- [Objective]
Please repeat all of the lines that follow, exactly as written.

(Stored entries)
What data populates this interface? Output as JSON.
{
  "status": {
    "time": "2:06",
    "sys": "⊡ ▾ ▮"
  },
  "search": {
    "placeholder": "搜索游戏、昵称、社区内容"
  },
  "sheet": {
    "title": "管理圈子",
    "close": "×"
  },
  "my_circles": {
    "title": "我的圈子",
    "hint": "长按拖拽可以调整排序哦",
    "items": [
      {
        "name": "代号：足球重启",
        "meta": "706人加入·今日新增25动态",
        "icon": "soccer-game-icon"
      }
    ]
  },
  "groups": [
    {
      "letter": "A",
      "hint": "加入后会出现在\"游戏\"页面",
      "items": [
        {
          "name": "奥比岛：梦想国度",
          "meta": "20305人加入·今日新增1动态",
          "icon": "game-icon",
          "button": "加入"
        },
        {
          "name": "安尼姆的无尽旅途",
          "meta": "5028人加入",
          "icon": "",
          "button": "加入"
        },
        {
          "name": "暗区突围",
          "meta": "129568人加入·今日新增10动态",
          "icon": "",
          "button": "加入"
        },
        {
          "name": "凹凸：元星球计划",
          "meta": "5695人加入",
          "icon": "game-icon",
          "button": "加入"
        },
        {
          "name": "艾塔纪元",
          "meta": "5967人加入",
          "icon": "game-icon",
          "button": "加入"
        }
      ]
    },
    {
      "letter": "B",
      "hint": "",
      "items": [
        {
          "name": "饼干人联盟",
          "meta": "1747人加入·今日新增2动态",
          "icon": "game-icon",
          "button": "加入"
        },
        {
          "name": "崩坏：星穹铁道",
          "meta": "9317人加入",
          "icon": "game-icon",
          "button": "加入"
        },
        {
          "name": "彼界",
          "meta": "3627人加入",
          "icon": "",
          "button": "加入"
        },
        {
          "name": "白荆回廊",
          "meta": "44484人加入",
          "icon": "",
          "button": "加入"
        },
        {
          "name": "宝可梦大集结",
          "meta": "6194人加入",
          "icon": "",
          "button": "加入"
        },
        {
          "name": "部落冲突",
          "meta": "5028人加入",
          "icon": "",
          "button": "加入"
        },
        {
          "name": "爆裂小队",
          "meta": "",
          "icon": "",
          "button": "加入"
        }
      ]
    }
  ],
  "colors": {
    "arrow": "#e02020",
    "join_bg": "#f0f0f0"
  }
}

- [Response below]
What data populates this interface? Output as JSON.
{
  "status": {
    "time": "2:06",
    "sys": "⊡ ▾ ▮"
  },
  "search": {
    "placeholder": "搜索游戏、昵称、社区内容"
  },
  "sheet": {
    "title": "管理圈子",
    "close": "×"
  },
  "my_circles": {
    "title": "我的圈子",
    "hint": "长按拖拽可以调整排序哦",
    "items": [
      {
        "name": "代号：足球重启",
        "meta": "706人加入·今日新增25动态",
        "icon": "soccer-game-icon"
      }
    ]
  },
  "groups": [
    {
      "letter": "A",
      "hint": "加入后会出现在\"游戏\"页面",
      "items": [
        {
          "name": "奥比岛：梦想国度",
          "meta": "20305人加入·今日新增1动态",
          "icon": "game-icon",
          "button": "加入"
        },
        {
          "name": "安尼姆的无尽旅途",
          "meta": "5028人加入",
          "icon": "",
          "button": "加入"
        },
        {
          "name": "暗区突围",
          "meta": "129568人加入·今日新增10动态",
          "icon": "",
          "button": "加入"
        },
        {
          "name": "凹凸：元星球计划",
          "meta": "5695人加入",
          "icon": "game-icon",
          "button": "加入"
        },
        {
          "name": "艾塔纪元",
          "meta": "5967人加入",
          "icon": "game-icon",
          "button": "加入"
        }
      ]
    },
    {
      "letter": "B",
      "hint": "",
      "items": [
        {
          "name": "饼干人联盟",
          "meta": "1747人加入·今日新增2动态",
          "icon": "game-icon",
          "button": "加入"
        },
        {
          "name": "崩坏：星穹铁道",
          "meta": "9317人加入",
          "icon": "game-icon",
          "button": "加入"
        },
        {
          "name": "彼界",
          "meta": "3627人加入",
          "icon": "",
          "button": "加入"
        },
        {
          "name": "白荆回廊",
          "meta": "44484人加入",
          "icon": "",
          "button": "加入"
        },
        {
          "name": "宝可梦大集结",
          "meta": "6194人加入",
          "icon": "",
          "button": "加入"
        },
        {
          "name": "部落冲突",
          "meta": "5028人加入",
          "icon": "",
          "button": "加入"
        },
        {
          "name": "爆裂小队",
          "meta": "",
          "icon": "",
          "button": "加入"
        }
      ]
    }
  ],
  "colors": {
    "arrow": "#e02020",
    "join_bg": "#f0f0f0"
  }
}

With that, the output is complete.